(Saved entries)
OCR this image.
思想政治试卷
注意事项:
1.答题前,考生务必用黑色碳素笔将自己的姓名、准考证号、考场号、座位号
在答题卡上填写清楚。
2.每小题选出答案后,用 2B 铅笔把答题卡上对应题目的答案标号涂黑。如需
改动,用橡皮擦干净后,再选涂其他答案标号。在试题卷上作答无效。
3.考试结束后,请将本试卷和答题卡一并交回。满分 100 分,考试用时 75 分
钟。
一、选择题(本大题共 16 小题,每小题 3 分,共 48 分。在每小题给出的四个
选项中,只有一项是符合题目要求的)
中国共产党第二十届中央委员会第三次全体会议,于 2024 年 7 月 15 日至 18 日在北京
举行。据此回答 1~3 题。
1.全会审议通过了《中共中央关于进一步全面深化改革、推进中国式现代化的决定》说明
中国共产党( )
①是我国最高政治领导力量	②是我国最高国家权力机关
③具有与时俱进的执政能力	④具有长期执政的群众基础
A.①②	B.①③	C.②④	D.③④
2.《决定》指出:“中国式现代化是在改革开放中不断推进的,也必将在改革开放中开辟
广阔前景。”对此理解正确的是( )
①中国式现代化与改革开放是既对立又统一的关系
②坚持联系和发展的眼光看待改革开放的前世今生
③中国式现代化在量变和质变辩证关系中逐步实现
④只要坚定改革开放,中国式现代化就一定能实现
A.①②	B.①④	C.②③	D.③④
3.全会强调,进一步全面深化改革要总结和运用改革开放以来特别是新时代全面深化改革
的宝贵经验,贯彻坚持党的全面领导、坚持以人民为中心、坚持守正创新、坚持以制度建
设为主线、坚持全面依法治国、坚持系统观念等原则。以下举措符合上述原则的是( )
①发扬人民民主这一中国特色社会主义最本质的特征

* TASK DETAILS
What is needed here is an exact reproduction of all the entries.

* THE RESULT
OCR this image.
思想政治试卷
注意事项:
1.答题前,考生务必用黑色碳素笔将自己的姓名、准考证号、考场号、座位号
在答题卡上填写清楚。
2.每小题选出答案后,用 2B 铅笔把答题卡上对应题目的答案标号涂黑。如需
改动,用橡皮擦干净后,再选涂其他答案标号。在试题卷上作答无效。
3.考试结束后,请将本试卷和答题卡一并交回。满分 100 分,考试用时 75 分
钟。
一、选择题(本大题共 16 小题,每小题 3 分,共 48 分。在每小题给出的四个
选项中,只有一项是符合题目要求的)
中国共产党第二十届中央委员会第三次全体会议,于 2024 年 7 月 15 日至 18 日在北京
举行。据此回答 1~3 题。
1.全会审议通过了《中共中央关于进一步全面深化改革、推进中国式现代化的决定》说明
中国共产党( )
①是我国最高政治领导力量	②是我国最高国家权力机关
③具有与时俱进的执政能力	④具有长期执政的群众基础
A.①②	B.①③	C.②④	D.③④
2.《决定》指出:“中国式现代化是在改革开放中不断推进的,也必将在改革开放中开辟
广阔前景。”对此理解正确的是( )
①中国式现代化与改革开放是既对立又统一的关系
②坚持联系和发展的眼光看待改革开放的前世今生
③中国式现代化在量变和质变辩证关系中逐步实现
④只要坚定改革开放,中国式现代化就一定能实现
A.①②	B.①④	C.②③	D.③④
3.全会强调,进一步全面深化改革要总结和运用改革开放以来特别是新时代全面深化改革
的宝贵经验,贯彻坚持党的全面领导、坚持以人民为中心、坚持守正创新、坚持以制度建
设为主线、坚持全面依法治国、坚持系统观念等原则。以下举措符合上述原则的是( )
①发扬人民民主这一中国特色社会主义最本质的特征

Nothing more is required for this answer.